We all build our kingdoms in houses of brick. We furnish our homes and make sanctuaries for ourselves.

Jim built his own home, got married and lived happily for three years there. One night as he and his wife watched television he went to turn the channel and his brand new 4K, suspended flat panel shifted forward like it was going to fall off the wall!

In a frenzy, Jim jumped off the couch and used the fullness of his weight to keep the T.V. from falling.

“Come help!” he begged his wife as the T.V. pressed against his back.

She was still rubbing her head. When Jim rushed to save his screen, he did not even notice that his right arm, which was around his wife, hit her. Even though it was unintentional, she quipped, “I wish you cared about me like you do about this T.V.” She left the room secretly hoping that the television would make its descent.

Jim turned around quickly and tried to lift his source of entertainment back onto the wall mount. It was so big that he could not see around it so he was guessing where the T.V. needed to go. One, two, three tries and his arms were getting tired; maybe even shaking a little, so he set the T.V. on the ground. In retrospect, perhaps this should have been his first course of action.

Exercise 1:
Translate this sentence from the story about Jim's television into Spanish: "Jim built his own home, got married and lived happily for three years there."
Exercise 2:
Write the next part of the story about Jim's television, picking up after its final sentence.
The entries have nothing to do with the story about Jim's television.

(Saved data entries)

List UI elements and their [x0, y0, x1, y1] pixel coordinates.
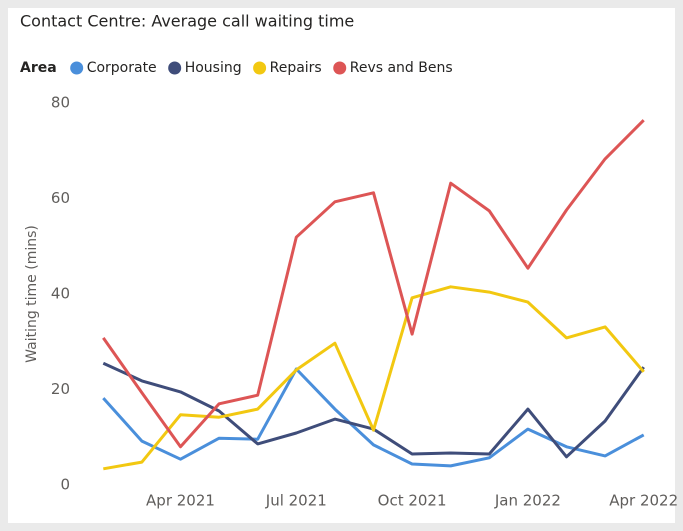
- y-tick-label: 0: [60, 476, 70, 494]
- legend-label: Corporate: [87, 60, 157, 76]
- legend-marker: [168, 61, 182, 75]
- legend-title: Area: [20, 60, 57, 76]
- x-tick-label: Jul 2021: [265, 492, 327, 510]
- y-axis-label: Waiting time (mins): [24, 225, 40, 363]
- x-tick-label: Apr 2022: [609, 492, 678, 510]
- legend-label: Housing: [185, 60, 242, 76]
- y-tick-label: 80: [51, 94, 70, 112]
- chart-title: Contact Centre: Average call waiting tim…: [20, 12, 354, 31]
- legend-label: Repairs: [270, 60, 322, 76]
- legend-marker: [253, 61, 267, 75]
- y-tick-label: 40: [51, 285, 70, 303]
- y-tick-label: 20: [51, 380, 70, 398]
- card: [8, 8, 675, 523]
- x-tick-label: Oct 2021: [378, 492, 447, 510]
- legend-marker: [70, 61, 84, 75]
- x-tick-label: Apr 2021: [146, 492, 215, 510]
- y-tick-label: 60: [51, 189, 70, 207]
- legend-label: Revs and Bens: [350, 60, 453, 76]
- series-line: [102, 119, 645, 449]
- x-tick-label: Jan 2022: [494, 492, 561, 510]
- legend-marker: [333, 61, 347, 75]
- series-line: [103, 285, 645, 471]
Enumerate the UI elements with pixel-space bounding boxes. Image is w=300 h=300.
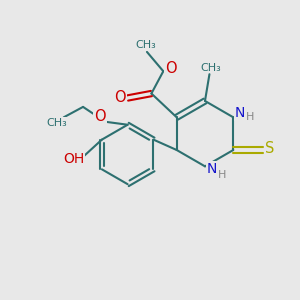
Text: OH: OH [63, 152, 84, 166]
Text: S: S [265, 141, 274, 156]
Text: O: O [114, 91, 126, 106]
Text: H: H [218, 170, 226, 180]
Text: N: N [235, 106, 245, 120]
Text: H: H [246, 112, 255, 122]
Text: CH₃: CH₃ [201, 63, 221, 73]
Text: O: O [94, 109, 106, 124]
Text: N: N [206, 162, 217, 176]
Text: O: O [165, 61, 176, 76]
Text: CH₃: CH₃ [135, 40, 156, 50]
Text: CH₃: CH₃ [47, 118, 68, 128]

Result 1:
Jim construyó su propia casa, se casó y vivió feliz allí durante tres años.

Result 2:
When he set the television down and looked at the wall where it was mounted, he was surprised to see that there was no mount. Jim checked and sure enough it was still attached to the T.V! The holes in the wall were huge and he wondered why the mount had come out.

Jim’s wife walked back into the living room to see the damage that had been done, “Wow, way to go!” she snarked, “Now you’ve broken my house…”

“I don’t understand why it came out,” he tried to explain.

“No excuses,” she replied before he tried, “I remember you telling me you didn’t need to read the directions. It’s easy,” She made quotation marks in the air. She held the instructions out so he could look at them, “Now you look at these and tell me what you missed. Then you can repair my wall.”

Jim knew he wasn’t going to win. He took the instructions and began glazing them over. He saw the big red letters, “Remember to use the anchors provided so your wall mount does not come out of the wall!” It was in the same area as the instructions for placing the mount in the desired location and there was even a step with a number instructing as to how to place the mounts in the wall. Jim had not followed the instructions and it cost him.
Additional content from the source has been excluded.